[Start Material provided]
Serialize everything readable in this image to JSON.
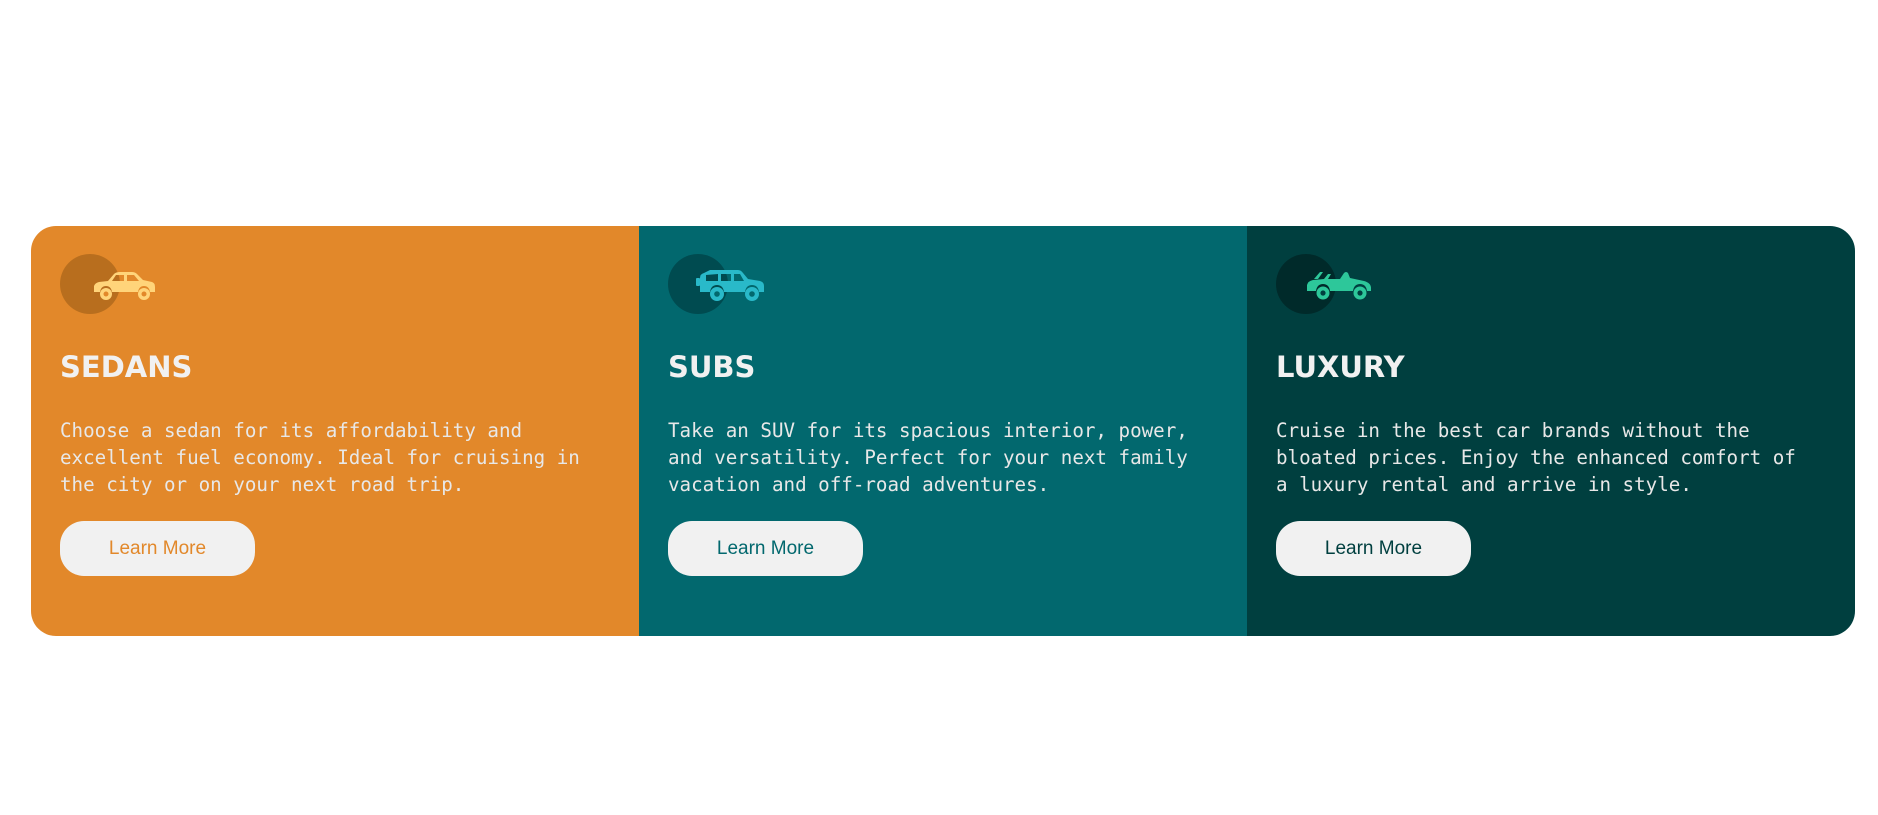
{
  "cards": [
    {
      "title": "SEDANS",
      "text": "Choose a sedan for its affordability and excellent fuel economy. Ideal for cruising in the city or on your next road trip.",
      "button_label": "Learn More",
      "icon": "sedan-car-icon",
      "bg_color": "#e2882a",
      "circle_color": "#b86e1e",
      "icon_color": "#ffd47a",
      "button_text_color": "#e2882a"
    },
    {
      "title": "SUBS",
      "text": "Take an SUV for its spacious interior, power, and versatility. Perfect for your next family vacation and off-road adventures.",
      "button_label": "Learn More",
      "icon": "suv-car-icon",
      "bg_color": "#02686e",
      "circle_color": "#004b50",
      "icon_color": "#29b9c9",
      "button_text_color": "#02686e"
    },
    {
      "title": "LUXURY",
      "text": "Cruise in the best car brands without the bloated prices. Enjoy the enhanced comfort of a luxury rental and arrive in style.",
      "button_label": "Learn More",
      "icon": "convertible-car-icon",
      "bg_color": "#003f3f",
      "circle_color": "#002a2a",
      "icon_color": "#2dc79a",
      "button_text_color": "#003f3f"
    }
  ]
}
[End Material provided]
Reproduce the entries above without change, omitting all pictures.

Serialize everything readable in this image to JSON.
{
  "cards": [
    {
      "title": "SEDANS",
      "text": "Choose a sedan for its affordability and excellent fuel economy. Ideal for cruising in the city or on your next road trip.",
      "button_label": "Learn More",
      "icon": "sedan-car-icon",
      "bg_color": "#e2882a",
      "circle_color": "#b86e1e",
      "icon_color": "#ffd47a",
      "button_text_color": "#e2882a"
    },
    {
      "title": "SUBS",
      "text": "Take an SUV for its spacious interior, power, and versatility. Perfect for your next family vacation and off-road adventures.",
      "button_label": "Learn More",
      "icon": "suv-car-icon",
      "bg_color": "#02686e",
      "circle_color": "#004b50",
      "icon_color": "#29b9c9",
      "button_text_color": "#02686e"
    },
    {
      "title": "LUXURY",
      "text": "Cruise in the best car brands without the bloated prices. Enjoy the enhanced comfort of a luxury rental and arrive in style.",
      "button_label": "Learn More",
      "icon": "convertible-car-icon",
      "bg_color": "#003f3f",
      "circle_color": "#002a2a",
      "icon_color": "#2dc79a",
      "button_text_color": "#003f3f"
    }
  ]
}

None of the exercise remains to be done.